- THE EXERCISE -
Repeat the lines that follow, leaving nothing out.

** START **

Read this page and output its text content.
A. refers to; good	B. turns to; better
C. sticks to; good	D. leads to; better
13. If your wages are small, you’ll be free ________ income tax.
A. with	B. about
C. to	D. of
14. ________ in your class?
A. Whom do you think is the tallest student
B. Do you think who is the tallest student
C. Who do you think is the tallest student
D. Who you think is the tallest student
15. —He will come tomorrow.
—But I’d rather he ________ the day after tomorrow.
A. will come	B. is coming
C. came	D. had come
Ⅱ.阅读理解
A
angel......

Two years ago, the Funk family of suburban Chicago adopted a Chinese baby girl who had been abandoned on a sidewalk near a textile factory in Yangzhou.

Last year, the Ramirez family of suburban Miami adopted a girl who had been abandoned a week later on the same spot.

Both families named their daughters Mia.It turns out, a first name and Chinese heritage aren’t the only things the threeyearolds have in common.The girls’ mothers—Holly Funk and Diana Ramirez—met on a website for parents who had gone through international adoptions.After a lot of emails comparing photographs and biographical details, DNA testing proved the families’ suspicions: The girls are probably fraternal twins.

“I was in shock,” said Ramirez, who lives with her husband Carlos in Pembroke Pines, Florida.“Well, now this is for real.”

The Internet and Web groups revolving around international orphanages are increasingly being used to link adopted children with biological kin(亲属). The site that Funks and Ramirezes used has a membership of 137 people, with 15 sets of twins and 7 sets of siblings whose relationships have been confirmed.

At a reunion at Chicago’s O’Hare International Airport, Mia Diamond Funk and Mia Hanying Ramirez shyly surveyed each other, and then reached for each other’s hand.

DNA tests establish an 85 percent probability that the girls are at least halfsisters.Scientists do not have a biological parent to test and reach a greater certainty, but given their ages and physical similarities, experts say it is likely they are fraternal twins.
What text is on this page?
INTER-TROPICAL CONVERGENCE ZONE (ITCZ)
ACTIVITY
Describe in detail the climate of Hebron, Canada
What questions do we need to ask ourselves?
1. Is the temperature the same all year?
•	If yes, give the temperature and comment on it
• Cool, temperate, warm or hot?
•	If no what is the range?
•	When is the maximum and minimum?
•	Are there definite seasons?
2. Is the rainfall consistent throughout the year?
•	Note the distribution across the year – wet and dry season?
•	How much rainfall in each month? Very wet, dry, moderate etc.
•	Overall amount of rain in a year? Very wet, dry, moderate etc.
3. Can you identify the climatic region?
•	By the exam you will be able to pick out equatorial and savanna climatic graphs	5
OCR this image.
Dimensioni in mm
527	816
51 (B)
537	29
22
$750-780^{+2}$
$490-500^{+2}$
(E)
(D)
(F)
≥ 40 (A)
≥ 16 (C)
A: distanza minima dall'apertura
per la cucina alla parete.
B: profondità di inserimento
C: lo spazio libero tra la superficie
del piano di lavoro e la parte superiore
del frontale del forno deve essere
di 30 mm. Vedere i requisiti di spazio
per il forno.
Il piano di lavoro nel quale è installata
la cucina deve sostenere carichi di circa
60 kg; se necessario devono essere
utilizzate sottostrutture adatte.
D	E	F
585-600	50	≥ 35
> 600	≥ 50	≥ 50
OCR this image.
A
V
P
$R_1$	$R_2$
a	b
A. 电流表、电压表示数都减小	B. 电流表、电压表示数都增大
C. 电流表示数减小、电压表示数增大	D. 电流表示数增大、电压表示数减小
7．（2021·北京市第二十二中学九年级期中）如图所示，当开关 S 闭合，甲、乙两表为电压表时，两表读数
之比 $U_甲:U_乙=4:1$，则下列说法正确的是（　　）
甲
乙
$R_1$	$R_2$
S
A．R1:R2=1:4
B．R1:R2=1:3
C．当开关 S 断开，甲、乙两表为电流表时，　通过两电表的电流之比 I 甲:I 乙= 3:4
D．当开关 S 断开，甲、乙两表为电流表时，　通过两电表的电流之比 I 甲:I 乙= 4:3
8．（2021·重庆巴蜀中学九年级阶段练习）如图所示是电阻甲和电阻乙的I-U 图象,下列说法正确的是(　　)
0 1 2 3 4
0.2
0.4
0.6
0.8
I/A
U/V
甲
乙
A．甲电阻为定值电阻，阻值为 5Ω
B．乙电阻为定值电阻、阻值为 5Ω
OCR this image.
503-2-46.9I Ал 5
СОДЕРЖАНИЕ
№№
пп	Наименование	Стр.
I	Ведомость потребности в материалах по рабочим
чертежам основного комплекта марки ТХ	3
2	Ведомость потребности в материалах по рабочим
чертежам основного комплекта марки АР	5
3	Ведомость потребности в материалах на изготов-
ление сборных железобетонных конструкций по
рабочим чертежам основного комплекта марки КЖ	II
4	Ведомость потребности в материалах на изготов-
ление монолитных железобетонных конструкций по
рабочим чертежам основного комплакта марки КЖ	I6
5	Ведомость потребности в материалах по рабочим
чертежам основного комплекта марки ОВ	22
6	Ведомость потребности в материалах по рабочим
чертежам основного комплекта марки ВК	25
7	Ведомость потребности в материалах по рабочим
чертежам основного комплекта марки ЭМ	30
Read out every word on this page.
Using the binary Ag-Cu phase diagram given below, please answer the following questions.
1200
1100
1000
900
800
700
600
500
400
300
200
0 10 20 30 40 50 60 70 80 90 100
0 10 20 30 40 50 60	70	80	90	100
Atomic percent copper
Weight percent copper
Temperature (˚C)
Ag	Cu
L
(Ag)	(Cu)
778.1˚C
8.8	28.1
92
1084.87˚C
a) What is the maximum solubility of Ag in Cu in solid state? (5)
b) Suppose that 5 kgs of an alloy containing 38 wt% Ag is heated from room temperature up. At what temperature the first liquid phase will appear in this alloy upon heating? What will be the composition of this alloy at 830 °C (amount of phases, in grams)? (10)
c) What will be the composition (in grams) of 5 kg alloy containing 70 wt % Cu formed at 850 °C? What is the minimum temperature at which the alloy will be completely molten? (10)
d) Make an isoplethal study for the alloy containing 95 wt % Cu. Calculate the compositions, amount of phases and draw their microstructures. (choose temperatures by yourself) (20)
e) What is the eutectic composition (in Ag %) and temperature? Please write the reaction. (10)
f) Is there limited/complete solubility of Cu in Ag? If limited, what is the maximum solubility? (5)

** END **

- EXPECTED ANSWER -
Read this page and output its text content.
A. refers to; good	B. turns to; better
C. sticks to; good	D. leads to; better
13. If your wages are small, you’ll be free ________ income tax.
A. with	B. about
C. to	D. of
14. ________ in your class?
A. Whom do you think is the tallest student
B. Do you think who is the tallest student
C. Who do you think is the tallest student
D. Who you think is the tallest student
15. —He will come tomorrow.
—But I’d rather he ________ the day after tomorrow.
A. will come	B. is coming
C. came	D. had come
Ⅱ.阅读理解
A
angel......

Two years ago, the Funk family of suburban Chicago adopted a Chinese baby girl who had been abandoned on a sidewalk near a textile factory in Yangzhou.

Last year, the Ramirez family of suburban Miami adopted a girl who had been abandoned a week later on the same spot.

Both families named their daughters Mia.It turns out, a first name and Chinese heritage aren’t the only things the threeyearolds have in common.The girls’ mothers—Holly Funk and Diana Ramirez—met on a website for parents who had gone through international adoptions.After a lot of emails comparing photographs and biographical details, DNA testing proved the families’ suspicions: The girls are probably fraternal twins.

“I was in shock,” said Ramirez, who lives with her husband Carlos in Pembroke Pines, Florida.“Well, now this is for real.”

The Internet and Web groups revolving around international orphanages are increasingly being used to link adopted children with biological kin(亲属). The site that Funks and Ramirezes used has a membership of 137 people, with 15 sets of twins and 7 sets of siblings whose relationships have been confirmed.

At a reunion at Chicago’s O’Hare International Airport, Mia Diamond Funk and Mia Hanying Ramirez shyly surveyed each other, and then reached for each other’s hand.

DNA tests establish an 85 percent probability that the girls are at least halfsisters.Scientists do not have a biological parent to test and reach a greater certainty, but given their ages and physical similarities, experts say it is likely they are fraternal twins.
What text is on this page?
INTER-TROPICAL CONVERGENCE ZONE (ITCZ)
ACTIVITY
Describe in detail the climate of Hebron, Canada
What questions do we need to ask ourselves?
1. Is the temperature the same all year?
•	If yes, give the temperature and comment on it
• Cool, temperate, warm or hot?
•	If no what is the range?
•	When is the maximum and minimum?
•	Are there definite seasons?
2. Is the rainfall consistent throughout the year?
•	Note the distribution across the year – wet and dry season?
•	How much rainfall in each month? Very wet, dry, moderate etc.
•	Overall amount of rain in a year? Very wet, dry, moderate etc.
3. Can you identify the climatic region?
•	By the exam you will be able to pick out equatorial and savanna climatic graphs	5
OCR this image.
Dimensioni in mm
527	816
51 (B)
537	29
22
$750-780^{+2}$
$490-500^{+2}$
(E)
(D)
(F)
≥ 40 (A)
≥ 16 (C)
A: distanza minima dall'apertura
per la cucina alla parete.
B: profondità di inserimento
C: lo spazio libero tra la superficie
del piano di lavoro e la parte superiore
del frontale del forno deve essere
di 30 mm. Vedere i requisiti di spazio
per il forno.
Il piano di lavoro nel quale è installata
la cucina deve sostenere carichi di circa
60 kg; se necessario devono essere
utilizzate sottostrutture adatte.
D	E	F
585-600	50	≥ 35
> 600	≥ 50	≥ 50
OCR this image.
A
V
P
$R_1$	$R_2$
a	b
A. 电流表、电压表示数都减小	B. 电流表、电压表示数都增大
C. 电流表示数减小、电压表示数增大	D. 电流表示数增大、电压表示数减小
7．（2021·北京市第二十二中学九年级期中）如图所示，当开关 S 闭合，甲、乙两表为电压表时，两表读数
之比 $U_甲:U_乙=4:1$，则下列说法正确的是（　　）
甲
乙
$R_1$	$R_2$
S
A．R1:R2=1:4
B．R1:R2=1:3
C．当开关 S 断开，甲、乙两表为电流表时，　通过两电表的电流之比 I 甲:I 乙= 3:4
D．当开关 S 断开，甲、乙两表为电流表时，　通过两电表的电流之比 I 甲:I 乙= 4:3
8．（2021·重庆巴蜀中学九年级阶段练习）如图所示是电阻甲和电阻乙的I-U 图象,下列说法正确的是(　　)
0 1 2 3 4
0.2
0.4
0.6
0.8
I/A
U/V
甲
乙
A．甲电阻为定值电阻，阻值为 5Ω
B．乙电阻为定值电阻、阻值为 5Ω
OCR this image.
503-2-46.9I Ал 5
СОДЕРЖАНИЕ
№№
пп	Наименование	Стр.
I	Ведомость потребности в материалах по рабочим
чертежам основного комплекта марки ТХ	3
2	Ведомость потребности в материалах по рабочим
чертежам основного комплекта марки АР	5
3	Ведомость потребности в материалах на изготов-
ление сборных железобетонных конструкций по
рабочим чертежам основного комплекта марки КЖ	II
4	Ведомость потребности в материалах на изготов-
ление монолитных железобетонных конструкций по
рабочим чертежам основного комплакта марки КЖ	I6
5	Ведомость потребности в материалах по рабочим
чертежам основного комплекта марки ОВ	22
6	Ведомость потребности в материалах по рабочим
чертежам основного комплекта марки ВК	25
7	Ведомость потребности в материалах по рабочим
чертежам основного комплекта марки ЭМ	30
Read out every word on this page.
Using the binary Ag-Cu phase diagram given below, please answer the following questions.
1200
1100
1000
900
800
700
600
500
400
300
200
0 10 20 30 40 50 60 70 80 90 100
0 10 20 30 40 50 60	70	80	90	100
Atomic percent copper
Weight percent copper
Temperature (˚C)
Ag	Cu
L
(Ag)	(Cu)
778.1˚C
8.8	28.1
92
1084.87˚C
a) What is the maximum solubility of Ag in Cu in solid state? (5)
b) Suppose that 5 kgs of an alloy containing 38 wt% Ag is heated from room temperature up. At what temperature the first liquid phase will appear in this alloy upon heating? What will be the composition of this alloy at 830 °C (amount of phases, in grams)? (10)
c) What will be the composition (in grams) of 5 kg alloy containing 70 wt % Cu formed at 850 °C? What is the minimum temperature at which the alloy will be completely molten? (10)
d) Make an isoplethal study for the alloy containing 95 wt % Cu. Calculate the compositions, amount of phases and draw their microstructures. (choose temperatures by yourself) (20)
e) What is the eutectic composition (in Ag %) and temperature? Please write the reaction. (10)
f) Is there limited/complete solubility of Cu in Ag? If limited, what is the maximum solubility? (5)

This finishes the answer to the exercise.